══ RECORDS PROVIDED

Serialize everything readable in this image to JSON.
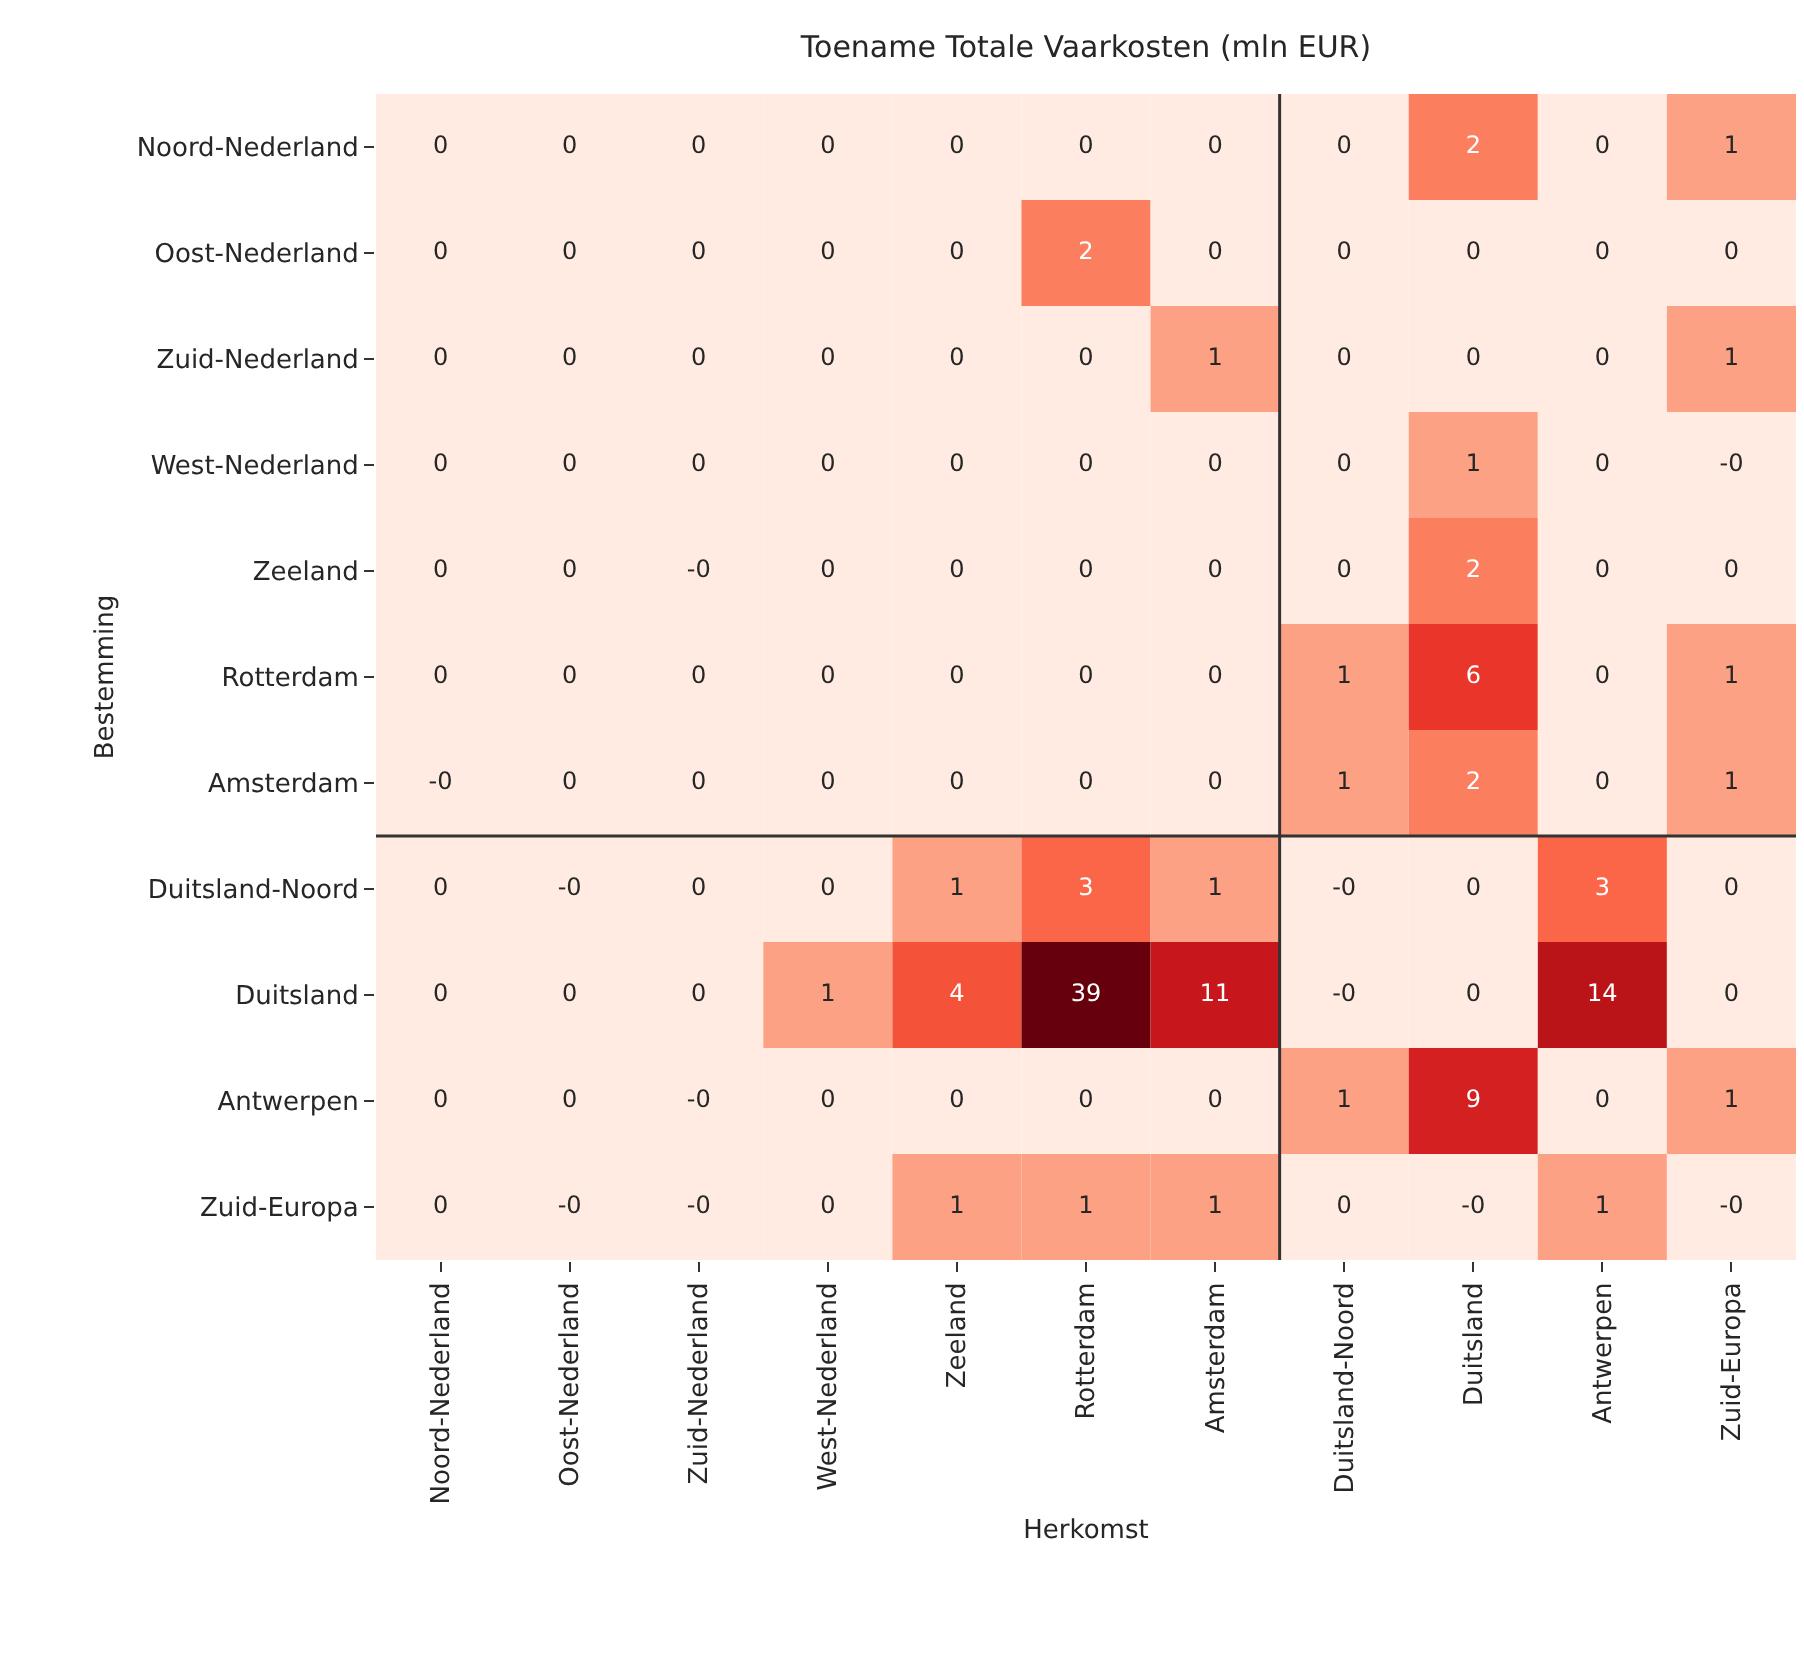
{
  "chart_data": {
    "type": "heatmap",
    "title": "Toename Totale Vaarkosten (mln EUR)",
    "xlabel": "Herkomst",
    "ylabel": "Bestemming",
    "categories": [
      "Noord-Nederland",
      "Oost-Nederland",
      "Zuid-Nederland",
      "West-Nederland",
      "Zeeland",
      "Rotterdam",
      "Amsterdam",
      "Duitsland-Noord",
      "Duitsland",
      "Antwerpen",
      "Zuid-Europa"
    ],
    "y_categories": [
      "Noord-Nederland",
      "Oost-Nederland",
      "Zuid-Nederland",
      "West-Nederland",
      "Zeeland",
      "Rotterdam",
      "Amsterdam",
      "Duitsland-Noord",
      "Duitsland",
      "Antwerpen",
      "Zuid-Europa"
    ],
    "cells": [
      [
        0,
        0,
        0,
        0,
        0,
        0,
        0,
        0,
        2,
        0,
        1
      ],
      [
        0,
        0,
        0,
        0,
        0,
        2,
        0,
        0,
        0,
        0,
        0
      ],
      [
        0,
        0,
        0,
        0,
        0,
        0,
        1,
        0,
        0,
        0,
        1
      ],
      [
        0,
        0,
        0,
        0,
        0,
        0,
        0,
        0,
        1,
        0,
        0
      ],
      [
        0,
        0,
        0,
        0,
        0,
        0,
        0,
        0,
        2,
        0,
        0
      ],
      [
        0,
        0,
        0,
        0,
        0,
        0,
        0,
        1,
        6,
        0,
        1
      ],
      [
        0,
        0,
        0,
        0,
        0,
        0,
        0,
        1,
        2,
        0,
        1
      ],
      [
        0,
        0,
        0,
        0,
        1,
        3,
        1,
        0,
        0,
        3,
        0
      ],
      [
        0,
        0,
        0,
        1,
        4,
        39,
        11,
        0,
        0,
        14,
        0
      ],
      [
        0,
        0,
        0,
        0,
        0,
        0,
        0,
        1,
        9,
        0,
        1
      ],
      [
        0,
        0,
        0,
        0,
        1,
        1,
        1,
        0,
        0,
        1,
        0
      ]
    ],
    "cell_labels": [
      [
        "0",
        "0",
        "0",
        "0",
        "0",
        "0",
        "0",
        "0",
        "2",
        "0",
        "1"
      ],
      [
        "0",
        "0",
        "0",
        "0",
        "0",
        "2",
        "0",
        "0",
        "0",
        "0",
        "0"
      ],
      [
        "0",
        "0",
        "0",
        "0",
        "0",
        "0",
        "1",
        "0",
        "0",
        "0",
        "1"
      ],
      [
        "0",
        "0",
        "0",
        "0",
        "0",
        "0",
        "0",
        "0",
        "1",
        "0",
        "-0"
      ],
      [
        "0",
        "0",
        "-0",
        "0",
        "0",
        "0",
        "0",
        "0",
        "2",
        "0",
        "0"
      ],
      [
        "0",
        "0",
        "0",
        "0",
        "0",
        "0",
        "0",
        "1",
        "6",
        "0",
        "1"
      ],
      [
        "-0",
        "0",
        "0",
        "0",
        "0",
        "0",
        "0",
        "1",
        "2",
        "0",
        "1"
      ],
      [
        "0",
        "-0",
        "0",
        "0",
        "1",
        "3",
        "1",
        "-0",
        "0",
        "3",
        "0"
      ],
      [
        "0",
        "0",
        "0",
        "1",
        "4",
        "39",
        "11",
        "-0",
        "0",
        "14",
        "0"
      ],
      [
        "0",
        "0",
        "-0",
        "0",
        "0",
        "0",
        "0",
        "1",
        "9",
        "0",
        "1"
      ],
      [
        "0",
        "-0",
        "-0",
        "0",
        "1",
        "1",
        "1",
        "0",
        "-0",
        "1",
        "-0"
      ]
    ],
    "grid": false
  }
}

════

• WHAT IS REQUIRED: Copy the entries above faithfully and omit every image.

• WRITTEN ANSWER:
Serialize everything readable in this image to JSON.
{
  "chart_data": {
    "type": "heatmap",
    "title": "Toename Totale Vaarkosten (mln EUR)",
    "xlabel": "Herkomst",
    "ylabel": "Bestemming",
    "categories": [
      "Noord-Nederland",
      "Oost-Nederland",
      "Zuid-Nederland",
      "West-Nederland",
      "Zeeland",
      "Rotterdam",
      "Amsterdam",
      "Duitsland-Noord",
      "Duitsland",
      "Antwerpen",
      "Zuid-Europa"
    ],
    "y_categories": [
      "Noord-Nederland",
      "Oost-Nederland",
      "Zuid-Nederland",
      "West-Nederland",
      "Zeeland",
      "Rotterdam",
      "Amsterdam",
      "Duitsland-Noord",
      "Duitsland",
      "Antwerpen",
      "Zuid-Europa"
    ],
    "cells": [
      [
        0,
        0,
        0,
        0,
        0,
        0,
        0,
        0,
        2,
        0,
        1
      ],
      [
        0,
        0,
        0,
        0,
        0,
        2,
        0,
        0,
        0,
        0,
        0
      ],
      [
        0,
        0,
        0,
        0,
        0,
        0,
        1,
        0,
        0,
        0,
        1
      ],
      [
        0,
        0,
        0,
        0,
        0,
        0,
        0,
        0,
        1,
        0,
        0
      ],
      [
        0,
        0,
        0,
        0,
        0,
        0,
        0,
        0,
        2,
        0,
        0
      ],
      [
        0,
        0,
        0,
        0,
        0,
        0,
        0,
        1,
        6,
        0,
        1
      ],
      [
        0,
        0,
        0,
        0,
        0,
        0,
        0,
        1,
        2,
        0,
        1
      ],
      [
        0,
        0,
        0,
        0,
        1,
        3,
        1,
        0,
        0,
        3,
        0
      ],
      [
        0,
        0,
        0,
        1,
        4,
        39,
        11,
        0,
        0,
        14,
        0
      ],
      [
        0,
        0,
        0,
        0,
        0,
        0,
        0,
        1,
        9,
        0,
        1
      ],
      [
        0,
        0,
        0,
        0,
        1,
        1,
        1,
        0,
        0,
        1,
        0
      ]
    ],
    "cell_labels": [
      [
        "0",
        "0",
        "0",
        "0",
        "0",
        "0",
        "0",
        "0",
        "2",
        "0",
        "1"
      ],
      [
        "0",
        "0",
        "0",
        "0",
        "0",
        "2",
        "0",
        "0",
        "0",
        "0",
        "0"
      ],
      [
        "0",
        "0",
        "0",
        "0",
        "0",
        "0",
        "1",
        "0",
        "0",
        "0",
        "1"
      ],
      [
        "0",
        "0",
        "0",
        "0",
        "0",
        "0",
        "0",
        "0",
        "1",
        "0",
        "-0"
      ],
      [
        "0",
        "0",
        "-0",
        "0",
        "0",
        "0",
        "0",
        "0",
        "2",
        "0",
        "0"
      ],
      [
        "0",
        "0",
        "0",
        "0",
        "0",
        "0",
        "0",
        "1",
        "6",
        "0",
        "1"
      ],
      [
        "-0",
        "0",
        "0",
        "0",
        "0",
        "0",
        "0",
        "1",
        "2",
        "0",
        "1"
      ],
      [
        "0",
        "-0",
        "0",
        "0",
        "1",
        "3",
        "1",
        "-0",
        "0",
        "3",
        "0"
      ],
      [
        "0",
        "0",
        "0",
        "1",
        "4",
        "39",
        "11",
        "-0",
        "0",
        "14",
        "0"
      ],
      [
        "0",
        "0",
        "-0",
        "0",
        "0",
        "0",
        "0",
        "1",
        "9",
        "0",
        "1"
      ],
      [
        "0",
        "-0",
        "-0",
        "0",
        "1",
        "1",
        "1",
        "0",
        "-0",
        "1",
        "-0"
      ]
    ],
    "grid": false
  }
}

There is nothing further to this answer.